→ **Data shown**
#####

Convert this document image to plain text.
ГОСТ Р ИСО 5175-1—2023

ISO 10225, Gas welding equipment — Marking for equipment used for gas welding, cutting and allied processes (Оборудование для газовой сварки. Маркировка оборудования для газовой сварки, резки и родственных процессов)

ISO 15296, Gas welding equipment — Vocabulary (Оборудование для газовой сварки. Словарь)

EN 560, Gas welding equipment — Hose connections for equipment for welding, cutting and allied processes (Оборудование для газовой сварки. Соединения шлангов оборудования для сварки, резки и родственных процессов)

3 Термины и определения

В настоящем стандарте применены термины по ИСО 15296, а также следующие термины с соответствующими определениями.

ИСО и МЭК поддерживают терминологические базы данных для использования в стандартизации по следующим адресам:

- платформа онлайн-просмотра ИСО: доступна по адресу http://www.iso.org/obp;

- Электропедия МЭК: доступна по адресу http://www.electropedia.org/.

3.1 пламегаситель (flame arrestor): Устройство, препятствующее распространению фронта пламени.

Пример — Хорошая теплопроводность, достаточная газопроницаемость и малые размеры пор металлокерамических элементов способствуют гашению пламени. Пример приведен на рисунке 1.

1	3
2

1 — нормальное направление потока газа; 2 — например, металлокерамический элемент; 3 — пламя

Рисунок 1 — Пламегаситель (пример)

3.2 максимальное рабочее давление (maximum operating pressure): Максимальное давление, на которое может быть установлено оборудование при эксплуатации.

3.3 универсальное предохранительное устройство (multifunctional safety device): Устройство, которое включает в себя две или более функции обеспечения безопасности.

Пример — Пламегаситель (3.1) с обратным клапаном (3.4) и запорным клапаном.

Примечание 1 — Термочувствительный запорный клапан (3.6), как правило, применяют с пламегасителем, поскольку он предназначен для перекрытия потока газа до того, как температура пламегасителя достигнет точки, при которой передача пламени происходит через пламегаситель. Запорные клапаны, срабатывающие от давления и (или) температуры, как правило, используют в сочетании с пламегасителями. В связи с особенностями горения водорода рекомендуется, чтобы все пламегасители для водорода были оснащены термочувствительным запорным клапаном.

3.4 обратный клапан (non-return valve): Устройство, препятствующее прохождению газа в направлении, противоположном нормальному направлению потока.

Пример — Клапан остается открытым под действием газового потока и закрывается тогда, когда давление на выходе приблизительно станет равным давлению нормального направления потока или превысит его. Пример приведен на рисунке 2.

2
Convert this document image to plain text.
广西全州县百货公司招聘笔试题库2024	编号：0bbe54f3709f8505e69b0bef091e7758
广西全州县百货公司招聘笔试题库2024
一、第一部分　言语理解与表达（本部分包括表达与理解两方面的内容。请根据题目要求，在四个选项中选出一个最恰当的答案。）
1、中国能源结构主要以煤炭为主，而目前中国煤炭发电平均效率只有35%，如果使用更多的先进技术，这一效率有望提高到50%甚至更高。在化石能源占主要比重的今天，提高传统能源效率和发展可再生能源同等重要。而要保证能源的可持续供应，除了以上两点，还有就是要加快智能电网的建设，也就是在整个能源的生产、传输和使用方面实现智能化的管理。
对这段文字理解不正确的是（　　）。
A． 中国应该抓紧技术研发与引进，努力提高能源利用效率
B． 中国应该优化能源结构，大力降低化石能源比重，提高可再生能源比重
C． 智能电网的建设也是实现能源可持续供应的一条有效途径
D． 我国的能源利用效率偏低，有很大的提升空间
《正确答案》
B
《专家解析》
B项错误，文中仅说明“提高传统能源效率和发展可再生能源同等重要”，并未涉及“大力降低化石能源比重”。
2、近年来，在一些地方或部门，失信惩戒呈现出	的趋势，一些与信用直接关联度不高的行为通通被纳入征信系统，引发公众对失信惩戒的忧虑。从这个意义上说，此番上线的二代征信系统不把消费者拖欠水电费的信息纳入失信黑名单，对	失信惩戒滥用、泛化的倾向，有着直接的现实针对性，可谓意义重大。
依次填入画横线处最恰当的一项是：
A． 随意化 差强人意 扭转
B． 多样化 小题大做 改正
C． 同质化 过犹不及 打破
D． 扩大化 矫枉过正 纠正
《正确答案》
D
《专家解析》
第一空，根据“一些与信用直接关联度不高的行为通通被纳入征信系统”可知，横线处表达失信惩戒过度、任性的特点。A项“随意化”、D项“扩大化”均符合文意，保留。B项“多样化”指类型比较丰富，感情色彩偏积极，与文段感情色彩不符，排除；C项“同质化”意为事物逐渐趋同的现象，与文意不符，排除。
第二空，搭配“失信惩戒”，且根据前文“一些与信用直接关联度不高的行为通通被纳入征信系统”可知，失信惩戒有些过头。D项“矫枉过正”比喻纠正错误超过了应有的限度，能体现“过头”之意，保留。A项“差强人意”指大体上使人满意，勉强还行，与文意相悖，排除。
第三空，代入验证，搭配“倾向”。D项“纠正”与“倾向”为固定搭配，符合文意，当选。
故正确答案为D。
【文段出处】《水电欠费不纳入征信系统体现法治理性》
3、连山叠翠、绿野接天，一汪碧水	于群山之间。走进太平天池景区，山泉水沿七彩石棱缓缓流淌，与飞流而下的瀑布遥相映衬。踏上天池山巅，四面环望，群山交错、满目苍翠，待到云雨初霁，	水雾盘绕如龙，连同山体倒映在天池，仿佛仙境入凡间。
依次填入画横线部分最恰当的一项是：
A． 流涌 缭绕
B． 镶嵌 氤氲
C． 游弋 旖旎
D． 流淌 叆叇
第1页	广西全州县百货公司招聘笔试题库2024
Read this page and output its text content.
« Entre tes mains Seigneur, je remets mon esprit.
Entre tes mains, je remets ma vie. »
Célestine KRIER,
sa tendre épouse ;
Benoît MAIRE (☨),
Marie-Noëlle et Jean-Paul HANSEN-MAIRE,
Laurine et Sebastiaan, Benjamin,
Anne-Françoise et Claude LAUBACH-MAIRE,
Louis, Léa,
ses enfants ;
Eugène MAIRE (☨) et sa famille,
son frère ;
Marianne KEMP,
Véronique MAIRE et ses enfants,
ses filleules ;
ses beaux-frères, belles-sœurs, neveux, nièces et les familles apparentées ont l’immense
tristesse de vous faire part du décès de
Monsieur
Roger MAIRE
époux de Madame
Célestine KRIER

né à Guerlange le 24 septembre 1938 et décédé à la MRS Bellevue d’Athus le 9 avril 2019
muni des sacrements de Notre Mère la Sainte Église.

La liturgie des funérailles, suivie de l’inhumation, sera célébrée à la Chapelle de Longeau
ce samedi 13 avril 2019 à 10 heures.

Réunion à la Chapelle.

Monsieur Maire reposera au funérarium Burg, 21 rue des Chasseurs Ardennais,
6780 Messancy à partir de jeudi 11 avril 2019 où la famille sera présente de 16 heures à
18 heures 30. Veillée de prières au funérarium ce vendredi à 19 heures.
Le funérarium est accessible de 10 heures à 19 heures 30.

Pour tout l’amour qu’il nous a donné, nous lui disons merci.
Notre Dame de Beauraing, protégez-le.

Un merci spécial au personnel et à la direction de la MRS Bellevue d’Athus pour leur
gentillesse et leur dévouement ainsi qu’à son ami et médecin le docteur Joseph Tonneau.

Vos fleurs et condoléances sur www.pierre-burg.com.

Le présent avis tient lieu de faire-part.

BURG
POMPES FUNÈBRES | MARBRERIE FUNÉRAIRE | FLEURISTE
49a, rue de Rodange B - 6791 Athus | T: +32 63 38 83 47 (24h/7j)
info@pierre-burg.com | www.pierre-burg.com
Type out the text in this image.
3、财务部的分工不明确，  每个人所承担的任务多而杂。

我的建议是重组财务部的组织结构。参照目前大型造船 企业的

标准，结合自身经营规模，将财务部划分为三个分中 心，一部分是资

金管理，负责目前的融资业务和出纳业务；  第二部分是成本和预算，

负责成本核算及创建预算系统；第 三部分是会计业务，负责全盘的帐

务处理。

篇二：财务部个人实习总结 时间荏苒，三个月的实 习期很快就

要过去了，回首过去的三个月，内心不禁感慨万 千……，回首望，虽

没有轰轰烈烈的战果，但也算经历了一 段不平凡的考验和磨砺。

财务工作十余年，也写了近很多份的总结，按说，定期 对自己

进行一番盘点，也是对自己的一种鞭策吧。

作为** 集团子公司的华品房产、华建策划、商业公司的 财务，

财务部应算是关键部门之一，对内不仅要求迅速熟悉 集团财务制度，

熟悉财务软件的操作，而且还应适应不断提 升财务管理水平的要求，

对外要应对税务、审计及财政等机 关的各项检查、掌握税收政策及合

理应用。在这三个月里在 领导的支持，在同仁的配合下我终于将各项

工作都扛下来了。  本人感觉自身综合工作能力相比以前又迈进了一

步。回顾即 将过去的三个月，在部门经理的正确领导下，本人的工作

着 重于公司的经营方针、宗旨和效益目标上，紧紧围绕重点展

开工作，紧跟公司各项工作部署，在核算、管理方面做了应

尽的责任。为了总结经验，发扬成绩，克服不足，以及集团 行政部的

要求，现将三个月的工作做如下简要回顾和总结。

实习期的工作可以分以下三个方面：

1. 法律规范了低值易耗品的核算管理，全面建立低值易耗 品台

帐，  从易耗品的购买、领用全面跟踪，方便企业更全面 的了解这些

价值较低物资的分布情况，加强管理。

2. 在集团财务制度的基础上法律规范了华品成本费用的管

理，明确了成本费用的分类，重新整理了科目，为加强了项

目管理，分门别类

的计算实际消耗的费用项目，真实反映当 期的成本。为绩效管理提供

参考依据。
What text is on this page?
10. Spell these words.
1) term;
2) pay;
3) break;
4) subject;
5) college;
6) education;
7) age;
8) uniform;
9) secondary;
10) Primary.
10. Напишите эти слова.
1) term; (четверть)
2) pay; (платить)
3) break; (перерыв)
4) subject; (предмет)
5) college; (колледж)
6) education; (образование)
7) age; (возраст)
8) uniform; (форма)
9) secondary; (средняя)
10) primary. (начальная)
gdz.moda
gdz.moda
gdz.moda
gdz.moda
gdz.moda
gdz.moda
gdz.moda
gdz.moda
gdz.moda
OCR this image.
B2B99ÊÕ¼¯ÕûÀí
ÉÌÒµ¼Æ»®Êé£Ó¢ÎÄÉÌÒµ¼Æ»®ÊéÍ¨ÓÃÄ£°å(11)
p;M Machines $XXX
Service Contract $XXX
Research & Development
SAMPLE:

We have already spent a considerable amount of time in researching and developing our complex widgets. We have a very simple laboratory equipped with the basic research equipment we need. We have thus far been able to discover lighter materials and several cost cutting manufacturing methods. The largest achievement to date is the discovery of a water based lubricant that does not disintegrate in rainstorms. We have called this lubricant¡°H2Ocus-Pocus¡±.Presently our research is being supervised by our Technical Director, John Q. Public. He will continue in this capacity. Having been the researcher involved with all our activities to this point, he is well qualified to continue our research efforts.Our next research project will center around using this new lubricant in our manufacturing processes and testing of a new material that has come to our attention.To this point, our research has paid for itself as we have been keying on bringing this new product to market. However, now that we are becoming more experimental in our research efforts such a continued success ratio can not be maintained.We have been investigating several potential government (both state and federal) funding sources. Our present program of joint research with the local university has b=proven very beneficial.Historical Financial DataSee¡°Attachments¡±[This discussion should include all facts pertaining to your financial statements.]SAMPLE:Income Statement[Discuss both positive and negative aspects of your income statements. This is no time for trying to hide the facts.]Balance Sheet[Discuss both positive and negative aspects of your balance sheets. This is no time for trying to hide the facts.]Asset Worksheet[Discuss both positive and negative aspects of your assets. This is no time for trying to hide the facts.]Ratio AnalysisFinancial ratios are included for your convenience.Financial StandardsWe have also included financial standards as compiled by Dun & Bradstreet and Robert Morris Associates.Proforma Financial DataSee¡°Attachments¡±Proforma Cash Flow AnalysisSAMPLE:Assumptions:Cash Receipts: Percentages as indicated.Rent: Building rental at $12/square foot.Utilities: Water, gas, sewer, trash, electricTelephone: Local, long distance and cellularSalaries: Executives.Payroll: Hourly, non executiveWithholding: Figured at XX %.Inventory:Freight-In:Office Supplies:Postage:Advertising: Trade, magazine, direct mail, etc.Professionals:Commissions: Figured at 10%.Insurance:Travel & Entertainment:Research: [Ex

#####

→ **Given problem**
Within the data above, pick out all lines holding the word "merci".

→ **Response to this task**
Pour tout l’amour qu’il nous a donné, nous lui disons merci.
Un merci spécial au personnel et à la direction de la MRS Bellevue d’Athus pour leur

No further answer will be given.